TASK STATEMENT –
Report how many lines hold the word "this"; answer with the number alone.

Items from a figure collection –
---
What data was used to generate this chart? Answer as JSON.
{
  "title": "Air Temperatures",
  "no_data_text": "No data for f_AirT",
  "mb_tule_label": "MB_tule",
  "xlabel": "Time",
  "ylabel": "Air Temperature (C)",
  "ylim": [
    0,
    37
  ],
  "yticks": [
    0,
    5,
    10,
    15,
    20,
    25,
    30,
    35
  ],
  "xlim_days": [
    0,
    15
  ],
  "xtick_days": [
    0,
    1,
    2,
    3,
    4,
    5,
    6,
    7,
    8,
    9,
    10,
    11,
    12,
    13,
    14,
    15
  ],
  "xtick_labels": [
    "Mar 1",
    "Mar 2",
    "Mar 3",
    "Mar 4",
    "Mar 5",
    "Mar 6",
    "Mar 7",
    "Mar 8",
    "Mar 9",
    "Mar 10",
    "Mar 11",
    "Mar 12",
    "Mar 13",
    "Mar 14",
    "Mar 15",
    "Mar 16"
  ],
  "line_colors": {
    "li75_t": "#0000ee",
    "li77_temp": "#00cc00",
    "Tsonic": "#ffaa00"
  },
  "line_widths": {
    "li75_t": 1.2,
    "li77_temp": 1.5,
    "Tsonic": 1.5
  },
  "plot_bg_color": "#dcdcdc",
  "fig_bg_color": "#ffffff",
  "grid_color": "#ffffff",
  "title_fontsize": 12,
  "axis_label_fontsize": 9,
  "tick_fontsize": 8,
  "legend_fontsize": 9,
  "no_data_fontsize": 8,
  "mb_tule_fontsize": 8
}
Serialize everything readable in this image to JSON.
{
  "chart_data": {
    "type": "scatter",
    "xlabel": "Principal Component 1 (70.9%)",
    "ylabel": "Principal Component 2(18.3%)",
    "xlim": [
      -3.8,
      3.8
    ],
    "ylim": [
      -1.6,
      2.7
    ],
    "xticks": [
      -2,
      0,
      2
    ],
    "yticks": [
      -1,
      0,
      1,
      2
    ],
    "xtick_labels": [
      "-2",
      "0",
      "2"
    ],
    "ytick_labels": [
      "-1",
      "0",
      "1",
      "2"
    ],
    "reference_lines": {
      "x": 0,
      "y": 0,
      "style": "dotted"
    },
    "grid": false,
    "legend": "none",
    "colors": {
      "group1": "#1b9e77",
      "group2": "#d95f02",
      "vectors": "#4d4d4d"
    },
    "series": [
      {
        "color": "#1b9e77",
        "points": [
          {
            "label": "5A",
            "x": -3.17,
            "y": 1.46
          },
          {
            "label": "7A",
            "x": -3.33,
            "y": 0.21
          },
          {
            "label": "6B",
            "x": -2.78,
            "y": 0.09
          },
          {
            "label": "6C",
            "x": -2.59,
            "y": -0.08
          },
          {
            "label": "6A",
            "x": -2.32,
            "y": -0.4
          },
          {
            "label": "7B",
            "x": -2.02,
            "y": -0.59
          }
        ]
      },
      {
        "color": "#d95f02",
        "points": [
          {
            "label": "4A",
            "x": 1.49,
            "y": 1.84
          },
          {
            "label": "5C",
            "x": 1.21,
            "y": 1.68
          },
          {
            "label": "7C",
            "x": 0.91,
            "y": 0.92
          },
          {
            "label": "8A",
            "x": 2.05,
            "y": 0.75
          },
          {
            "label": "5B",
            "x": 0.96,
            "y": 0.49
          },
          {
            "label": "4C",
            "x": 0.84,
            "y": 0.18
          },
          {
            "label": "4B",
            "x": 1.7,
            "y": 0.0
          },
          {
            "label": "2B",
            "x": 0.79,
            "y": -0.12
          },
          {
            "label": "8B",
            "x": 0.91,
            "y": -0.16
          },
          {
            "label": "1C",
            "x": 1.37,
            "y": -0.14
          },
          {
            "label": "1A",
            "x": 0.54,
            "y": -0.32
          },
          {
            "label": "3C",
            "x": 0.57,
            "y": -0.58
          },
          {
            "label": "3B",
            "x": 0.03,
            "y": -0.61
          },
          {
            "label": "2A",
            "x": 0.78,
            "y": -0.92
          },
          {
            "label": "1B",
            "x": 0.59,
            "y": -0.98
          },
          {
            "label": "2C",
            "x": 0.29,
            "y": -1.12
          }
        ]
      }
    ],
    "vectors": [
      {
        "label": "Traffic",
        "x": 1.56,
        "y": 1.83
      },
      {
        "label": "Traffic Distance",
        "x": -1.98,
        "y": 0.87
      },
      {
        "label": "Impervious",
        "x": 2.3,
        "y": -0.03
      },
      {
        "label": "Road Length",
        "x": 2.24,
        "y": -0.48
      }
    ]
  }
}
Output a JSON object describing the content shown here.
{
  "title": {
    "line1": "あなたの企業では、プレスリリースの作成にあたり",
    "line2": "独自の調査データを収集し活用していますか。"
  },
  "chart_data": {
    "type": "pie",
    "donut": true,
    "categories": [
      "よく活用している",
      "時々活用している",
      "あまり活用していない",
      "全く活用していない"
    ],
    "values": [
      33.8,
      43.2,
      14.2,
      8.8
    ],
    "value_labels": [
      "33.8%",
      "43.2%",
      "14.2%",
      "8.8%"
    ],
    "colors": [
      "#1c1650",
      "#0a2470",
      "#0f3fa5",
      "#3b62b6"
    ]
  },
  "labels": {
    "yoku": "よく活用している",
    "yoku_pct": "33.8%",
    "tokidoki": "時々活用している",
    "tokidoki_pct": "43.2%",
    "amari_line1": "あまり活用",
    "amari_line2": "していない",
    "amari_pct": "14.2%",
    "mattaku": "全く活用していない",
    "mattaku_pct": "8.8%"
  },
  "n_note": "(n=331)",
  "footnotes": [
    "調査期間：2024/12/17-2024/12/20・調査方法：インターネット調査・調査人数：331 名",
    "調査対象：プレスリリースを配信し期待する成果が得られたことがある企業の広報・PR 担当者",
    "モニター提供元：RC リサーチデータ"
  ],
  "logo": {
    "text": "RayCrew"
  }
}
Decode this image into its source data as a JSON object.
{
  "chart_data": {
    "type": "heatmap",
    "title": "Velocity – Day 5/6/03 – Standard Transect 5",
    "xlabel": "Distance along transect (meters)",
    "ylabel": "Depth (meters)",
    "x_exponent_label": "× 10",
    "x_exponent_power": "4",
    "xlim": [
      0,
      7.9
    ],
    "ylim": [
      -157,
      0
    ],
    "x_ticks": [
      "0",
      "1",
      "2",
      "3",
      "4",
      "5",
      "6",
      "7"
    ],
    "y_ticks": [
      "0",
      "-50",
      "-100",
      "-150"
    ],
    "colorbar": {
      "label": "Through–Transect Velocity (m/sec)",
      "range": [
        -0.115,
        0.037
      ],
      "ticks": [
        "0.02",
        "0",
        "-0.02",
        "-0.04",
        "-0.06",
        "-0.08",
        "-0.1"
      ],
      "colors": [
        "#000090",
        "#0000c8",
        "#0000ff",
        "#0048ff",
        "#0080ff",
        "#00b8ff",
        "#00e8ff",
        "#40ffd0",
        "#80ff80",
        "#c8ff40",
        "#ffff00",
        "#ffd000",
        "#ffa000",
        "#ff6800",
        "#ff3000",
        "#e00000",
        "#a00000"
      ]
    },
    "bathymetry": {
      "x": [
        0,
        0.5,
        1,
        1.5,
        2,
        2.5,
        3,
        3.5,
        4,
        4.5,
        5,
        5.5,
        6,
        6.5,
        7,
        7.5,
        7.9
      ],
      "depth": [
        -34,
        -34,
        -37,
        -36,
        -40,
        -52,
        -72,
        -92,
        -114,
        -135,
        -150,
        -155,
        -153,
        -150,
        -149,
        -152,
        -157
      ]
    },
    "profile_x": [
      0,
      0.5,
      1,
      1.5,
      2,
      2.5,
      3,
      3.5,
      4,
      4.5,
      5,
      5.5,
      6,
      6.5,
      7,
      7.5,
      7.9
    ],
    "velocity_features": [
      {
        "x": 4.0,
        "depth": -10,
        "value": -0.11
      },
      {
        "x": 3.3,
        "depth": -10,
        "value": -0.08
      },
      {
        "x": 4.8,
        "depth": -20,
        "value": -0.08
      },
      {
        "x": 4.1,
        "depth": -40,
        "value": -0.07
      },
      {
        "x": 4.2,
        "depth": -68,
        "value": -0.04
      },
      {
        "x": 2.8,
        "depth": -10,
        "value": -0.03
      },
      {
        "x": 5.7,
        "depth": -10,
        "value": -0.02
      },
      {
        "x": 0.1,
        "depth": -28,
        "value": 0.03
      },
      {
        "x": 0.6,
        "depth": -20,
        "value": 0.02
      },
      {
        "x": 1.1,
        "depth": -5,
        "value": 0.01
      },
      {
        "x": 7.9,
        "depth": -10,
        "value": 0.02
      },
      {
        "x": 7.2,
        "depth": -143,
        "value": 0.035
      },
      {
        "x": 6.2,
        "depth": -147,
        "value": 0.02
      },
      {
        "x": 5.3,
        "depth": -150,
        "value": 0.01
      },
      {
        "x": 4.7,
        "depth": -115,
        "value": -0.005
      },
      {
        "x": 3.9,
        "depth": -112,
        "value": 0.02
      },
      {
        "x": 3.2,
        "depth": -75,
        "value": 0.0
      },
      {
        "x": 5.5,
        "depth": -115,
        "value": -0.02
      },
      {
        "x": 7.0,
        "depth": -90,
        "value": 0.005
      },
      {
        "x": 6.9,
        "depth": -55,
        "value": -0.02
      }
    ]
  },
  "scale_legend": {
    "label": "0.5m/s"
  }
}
---
PROBLEM SOLUTION –
3